Set problem>
Restate the listing below word for word, omitting any images.

'''

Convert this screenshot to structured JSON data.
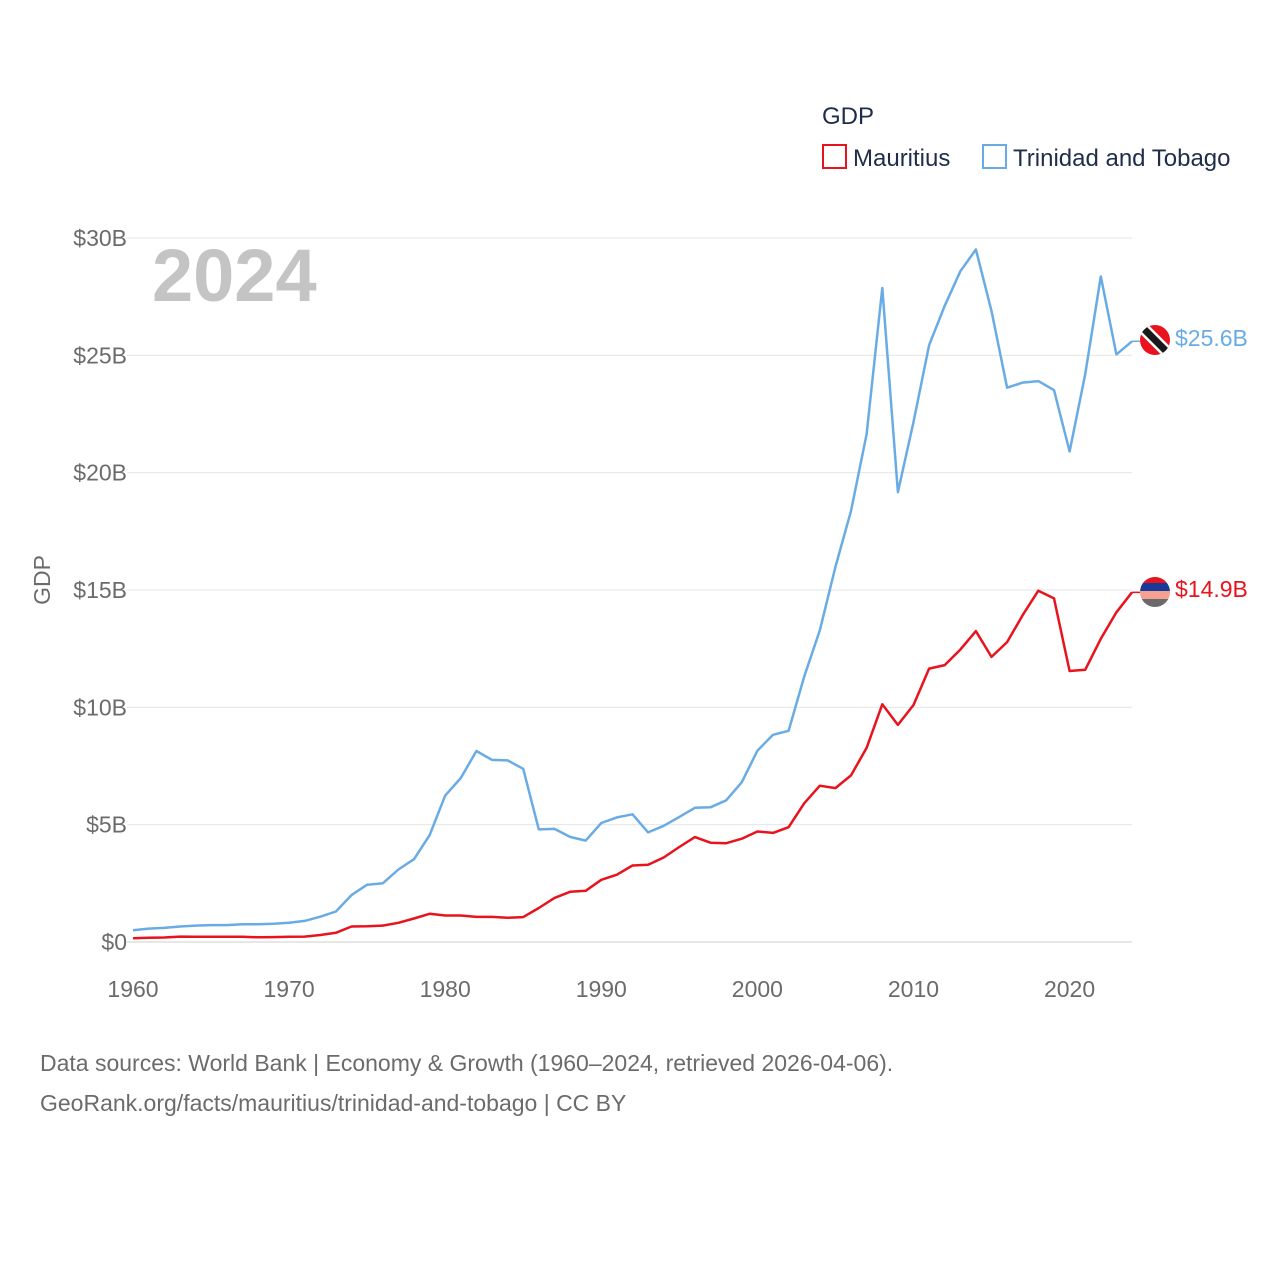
{
  "chart_data": {
    "type": "line",
    "legend_title": "GDP",
    "ylabel": "GDP",
    "year_label": "2024",
    "ylim": [
      0,
      30
    ],
    "y_ticks": [
      {
        "value": 0,
        "label": "$0"
      },
      {
        "value": 5,
        "label": "$5B"
      },
      {
        "value": 10,
        "label": "$10B"
      },
      {
        "value": 15,
        "label": "$15B"
      },
      {
        "value": 20,
        "label": "$20B"
      },
      {
        "value": 25,
        "label": "$25B"
      },
      {
        "value": 30,
        "label": "$30B"
      }
    ],
    "x_ticks": [
      "1960",
      "1970",
      "1980",
      "1990",
      "2000",
      "2010",
      "2020"
    ],
    "x": [
      1960,
      1961,
      1962,
      1963,
      1964,
      1965,
      1966,
      1967,
      1968,
      1969,
      1970,
      1971,
      1972,
      1973,
      1974,
      1975,
      1976,
      1977,
      1978,
      1979,
      1980,
      1981,
      1982,
      1983,
      1984,
      1985,
      1986,
      1987,
      1988,
      1989,
      1990,
      1991,
      1992,
      1993,
      1994,
      1995,
      1996,
      1997,
      1998,
      1999,
      2000,
      2001,
      2002,
      2003,
      2004,
      2005,
      2006,
      2007,
      2008,
      2009,
      2010,
      2011,
      2012,
      2013,
      2014,
      2015,
      2016,
      2017,
      2018,
      2019,
      2020,
      2021,
      2022,
      2023,
      2024
    ],
    "series": [
      {
        "name": "Mauritius",
        "color": "#e8131c",
        "end_label": "$14.9B",
        "flag": "mauritius-flag-icon",
        "values": [
          0.16,
          0.18,
          0.19,
          0.23,
          0.22,
          0.22,
          0.22,
          0.22,
          0.2,
          0.21,
          0.22,
          0.23,
          0.3,
          0.39,
          0.66,
          0.67,
          0.7,
          0.82,
          1.0,
          1.2,
          1.13,
          1.13,
          1.07,
          1.07,
          1.03,
          1.06,
          1.45,
          1.88,
          2.14,
          2.18,
          2.65,
          2.87,
          3.26,
          3.29,
          3.6,
          4.05,
          4.47,
          4.23,
          4.21,
          4.4,
          4.71,
          4.65,
          4.89,
          5.91,
          6.66,
          6.56,
          7.1,
          8.27,
          10.13,
          9.25,
          10.1,
          11.65,
          11.8,
          12.46,
          13.25,
          12.15,
          12.78,
          13.93,
          14.97,
          14.64,
          11.55,
          11.6,
          12.92,
          14.05,
          14.9
        ]
      },
      {
        "name": "Trinidad and Tobago",
        "color": "#69ace5",
        "end_label": "$25.6B",
        "flag": "trinidad-and-tobago-flag-icon",
        "values": [
          0.5,
          0.57,
          0.6,
          0.66,
          0.7,
          0.72,
          0.72,
          0.76,
          0.76,
          0.78,
          0.82,
          0.9,
          1.08,
          1.3,
          2.0,
          2.44,
          2.5,
          3.09,
          3.53,
          4.55,
          6.24,
          6.99,
          8.14,
          7.76,
          7.74,
          7.38,
          4.8,
          4.82,
          4.48,
          4.32,
          5.07,
          5.31,
          5.44,
          4.67,
          4.95,
          5.33,
          5.72,
          5.74,
          6.04,
          6.81,
          8.15,
          8.83,
          9.0,
          11.31,
          13.28,
          15.98,
          18.37,
          21.64,
          27.87,
          19.17,
          22.16,
          25.43,
          27.11,
          28.58,
          29.51,
          26.89,
          23.62,
          23.84,
          23.9,
          23.52,
          20.9,
          24.19,
          28.36,
          25.04,
          25.6
        ]
      }
    ]
  },
  "source": {
    "line1": "Data sources: World Bank | Economy & Growth (1960–2024, retrieved 2026-04-06).",
    "line2": "GeoRank.org/facts/mauritius/trinidad-and-tobago | CC BY"
  }
}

'''

Result of the task>
Convert this screenshot to structured JSON data.
{
  "chart_data": {
    "type": "line",
    "legend_title": "GDP",
    "ylabel": "GDP",
    "year_label": "2024",
    "ylim": [
      0,
      30
    ],
    "y_ticks": [
      {
        "value": 0,
        "label": "$0"
      },
      {
        "value": 5,
        "label": "$5B"
      },
      {
        "value": 10,
        "label": "$10B"
      },
      {
        "value": 15,
        "label": "$15B"
      },
      {
        "value": 20,
        "label": "$20B"
      },
      {
        "value": 25,
        "label": "$25B"
      },
      {
        "value": 30,
        "label": "$30B"
      }
    ],
    "x_ticks": [
      "1960",
      "1970",
      "1980",
      "1990",
      "2000",
      "2010",
      "2020"
    ],
    "x": [
      1960,
      1961,
      1962,
      1963,
      1964,
      1965,
      1966,
      1967,
      1968,
      1969,
      1970,
      1971,
      1972,
      1973,
      1974,
      1975,
      1976,
      1977,
      1978,
      1979,
      1980,
      1981,
      1982,
      1983,
      1984,
      1985,
      1986,
      1987,
      1988,
      1989,
      1990,
      1991,
      1992,
      1993,
      1994,
      1995,
      1996,
      1997,
      1998,
      1999,
      2000,
      2001,
      2002,
      2003,
      2004,
      2005,
      2006,
      2007,
      2008,
      2009,
      2010,
      2011,
      2012,
      2013,
      2014,
      2015,
      2016,
      2017,
      2018,
      2019,
      2020,
      2021,
      2022,
      2023,
      2024
    ],
    "series": [
      {
        "name": "Mauritius",
        "color": "#e8131c",
        "end_label": "$14.9B",
        "flag": "mauritius-flag-icon",
        "values": [
          0.16,
          0.18,
          0.19,
          0.23,
          0.22,
          0.22,
          0.22,
          0.22,
          0.2,
          0.21,
          0.22,
          0.23,
          0.3,
          0.39,
          0.66,
          0.67,
          0.7,
          0.82,
          1.0,
          1.2,
          1.13,
          1.13,
          1.07,
          1.07,
          1.03,
          1.06,
          1.45,
          1.88,
          2.14,
          2.18,
          2.65,
          2.87,
          3.26,
          3.29,
          3.6,
          4.05,
          4.47,
          4.23,
          4.21,
          4.4,
          4.71,
          4.65,
          4.89,
          5.91,
          6.66,
          6.56,
          7.1,
          8.27,
          10.13,
          9.25,
          10.1,
          11.65,
          11.8,
          12.46,
          13.25,
          12.15,
          12.78,
          13.93,
          14.97,
          14.64,
          11.55,
          11.6,
          12.92,
          14.05,
          14.9
        ]
      },
      {
        "name": "Trinidad and Tobago",
        "color": "#69ace5",
        "end_label": "$25.6B",
        "flag": "trinidad-and-tobago-flag-icon",
        "values": [
          0.5,
          0.57,
          0.6,
          0.66,
          0.7,
          0.72,
          0.72,
          0.76,
          0.76,
          0.78,
          0.82,
          0.9,
          1.08,
          1.3,
          2.0,
          2.44,
          2.5,
          3.09,
          3.53,
          4.55,
          6.24,
          6.99,
          8.14,
          7.76,
          7.74,
          7.38,
          4.8,
          4.82,
          4.48,
          4.32,
          5.07,
          5.31,
          5.44,
          4.67,
          4.95,
          5.33,
          5.72,
          5.74,
          6.04,
          6.81,
          8.15,
          8.83,
          9.0,
          11.31,
          13.28,
          15.98,
          18.37,
          21.64,
          27.87,
          19.17,
          22.16,
          25.43,
          27.11,
          28.58,
          29.51,
          26.89,
          23.62,
          23.84,
          23.9,
          23.52,
          20.9,
          24.19,
          28.36,
          25.04,
          25.6
        ]
      }
    ]
  },
  "source": {
    "line1": "Data sources: World Bank | Economy & Growth (1960–2024, retrieved 2026-04-06).",
    "line2": "GeoRank.org/facts/mauritius/trinidad-and-tobago | CC BY"
  }
}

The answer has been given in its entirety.